* [Materials provided]:
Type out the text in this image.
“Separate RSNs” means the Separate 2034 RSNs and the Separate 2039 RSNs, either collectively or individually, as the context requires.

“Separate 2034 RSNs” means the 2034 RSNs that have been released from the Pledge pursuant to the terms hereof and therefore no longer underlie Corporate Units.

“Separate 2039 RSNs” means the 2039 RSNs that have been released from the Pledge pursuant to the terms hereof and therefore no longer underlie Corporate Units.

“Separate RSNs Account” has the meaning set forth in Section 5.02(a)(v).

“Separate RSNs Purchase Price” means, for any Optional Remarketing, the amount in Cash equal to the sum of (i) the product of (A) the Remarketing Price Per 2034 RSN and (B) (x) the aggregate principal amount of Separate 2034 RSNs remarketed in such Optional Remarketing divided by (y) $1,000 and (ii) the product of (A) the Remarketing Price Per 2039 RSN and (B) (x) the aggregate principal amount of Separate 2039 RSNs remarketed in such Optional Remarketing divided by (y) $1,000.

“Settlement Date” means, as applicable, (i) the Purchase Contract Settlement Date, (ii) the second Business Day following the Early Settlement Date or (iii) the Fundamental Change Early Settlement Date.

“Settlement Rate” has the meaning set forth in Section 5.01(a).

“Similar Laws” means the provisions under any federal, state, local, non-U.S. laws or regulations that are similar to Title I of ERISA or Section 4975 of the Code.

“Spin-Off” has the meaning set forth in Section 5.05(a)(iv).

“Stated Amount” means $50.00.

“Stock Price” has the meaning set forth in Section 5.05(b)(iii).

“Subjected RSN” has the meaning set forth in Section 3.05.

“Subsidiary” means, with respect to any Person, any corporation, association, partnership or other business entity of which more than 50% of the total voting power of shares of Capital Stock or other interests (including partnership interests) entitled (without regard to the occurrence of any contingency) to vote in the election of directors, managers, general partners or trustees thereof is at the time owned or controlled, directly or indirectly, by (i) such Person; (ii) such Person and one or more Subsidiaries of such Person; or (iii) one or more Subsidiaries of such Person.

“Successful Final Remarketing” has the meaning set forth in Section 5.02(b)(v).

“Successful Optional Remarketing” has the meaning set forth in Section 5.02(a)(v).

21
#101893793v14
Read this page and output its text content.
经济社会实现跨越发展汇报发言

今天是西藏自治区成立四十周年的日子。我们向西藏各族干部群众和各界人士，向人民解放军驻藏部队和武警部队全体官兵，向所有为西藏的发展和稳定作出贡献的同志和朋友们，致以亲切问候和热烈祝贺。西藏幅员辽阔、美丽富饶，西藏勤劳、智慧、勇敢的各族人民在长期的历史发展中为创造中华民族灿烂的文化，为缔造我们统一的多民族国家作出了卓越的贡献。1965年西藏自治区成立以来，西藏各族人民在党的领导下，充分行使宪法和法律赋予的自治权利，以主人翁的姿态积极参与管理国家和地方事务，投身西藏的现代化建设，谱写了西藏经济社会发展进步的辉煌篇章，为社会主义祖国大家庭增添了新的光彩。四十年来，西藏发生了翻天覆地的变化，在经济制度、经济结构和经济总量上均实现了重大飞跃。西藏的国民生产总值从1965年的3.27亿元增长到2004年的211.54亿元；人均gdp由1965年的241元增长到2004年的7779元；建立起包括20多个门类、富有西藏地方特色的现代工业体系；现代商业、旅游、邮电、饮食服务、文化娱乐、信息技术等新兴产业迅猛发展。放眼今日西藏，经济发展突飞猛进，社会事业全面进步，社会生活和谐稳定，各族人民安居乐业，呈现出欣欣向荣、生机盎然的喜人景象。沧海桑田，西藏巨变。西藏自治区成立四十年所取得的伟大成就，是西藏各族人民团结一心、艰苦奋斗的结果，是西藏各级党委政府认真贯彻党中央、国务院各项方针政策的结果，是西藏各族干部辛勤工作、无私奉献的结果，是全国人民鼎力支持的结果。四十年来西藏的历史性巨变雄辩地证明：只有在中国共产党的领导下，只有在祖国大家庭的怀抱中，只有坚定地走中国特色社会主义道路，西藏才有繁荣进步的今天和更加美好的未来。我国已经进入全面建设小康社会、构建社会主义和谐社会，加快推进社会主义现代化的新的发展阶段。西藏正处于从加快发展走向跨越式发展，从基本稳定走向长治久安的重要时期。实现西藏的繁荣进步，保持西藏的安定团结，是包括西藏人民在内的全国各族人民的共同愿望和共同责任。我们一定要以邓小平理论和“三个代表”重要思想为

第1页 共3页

* [What you should do]: Using the records above, please retype only the run of lines from the line holding "Read this page and output its text content." through the last line, both ends included.

* [Solution to the problem]:
Read this page and output its text content.
经济社会实现跨越发展汇报发言

今天是西藏自治区成立四十周年的日子。我们向西藏各族干部群众和各界人士，向人民解放军驻藏部队和武警部队全体官兵，向所有为西藏的发展和稳定作出贡献的同志和朋友们，致以亲切问候和热烈祝贺。西藏幅员辽阔、美丽富饶，西藏勤劳、智慧、勇敢的各族人民在长期的历史发展中为创造中华民族灿烂的文化，为缔造我们统一的多民族国家作出了卓越的贡献。1965年西藏自治区成立以来，西藏各族人民在党的领导下，充分行使宪法和法律赋予的自治权利，以主人翁的姿态积极参与管理国家和地方事务，投身西藏的现代化建设，谱写了西藏经济社会发展进步的辉煌篇章，为社会主义祖国大家庭增添了新的光彩。四十年来，西藏发生了翻天覆地的变化，在经济制度、经济结构和经济总量上均实现了重大飞跃。西藏的国民生产总值从1965年的3.27亿元增长到2004年的211.54亿元；人均gdp由1965年的241元增长到2004年的7779元；建立起包括20多个门类、富有西藏地方特色的现代工业体系；现代商业、旅游、邮电、饮食服务、文化娱乐、信息技术等新兴产业迅猛发展。放眼今日西藏，经济发展突飞猛进，社会事业全面进步，社会生活和谐稳定，各族人民安居乐业，呈现出欣欣向荣、生机盎然的喜人景象。沧海桑田，西藏巨变。西藏自治区成立四十年所取得的伟大成就，是西藏各族人民团结一心、艰苦奋斗的结果，是西藏各级党委政府认真贯彻党中央、国务院各项方针政策的结果，是西藏各族干部辛勤工作、无私奉献的结果，是全国人民鼎力支持的结果。四十年来西藏的历史性巨变雄辩地证明：只有在中国共产党的领导下，只有在祖国大家庭的怀抱中，只有坚定地走中国特色社会主义道路，西藏才有繁荣进步的今天和更加美好的未来。我国已经进入全面建设小康社会、构建社会主义和谐社会，加快推进社会主义现代化的新的发展阶段。西藏正处于从加快发展走向跨越式发展，从基本稳定走向长治久安的重要时期。实现西藏的繁荣进步，保持西藏的安定团结，是包括西藏人民在内的全国各族人民的共同愿望和共同责任。我们一定要以邓小平理论和“三个代表”重要思想为

第1页 共3页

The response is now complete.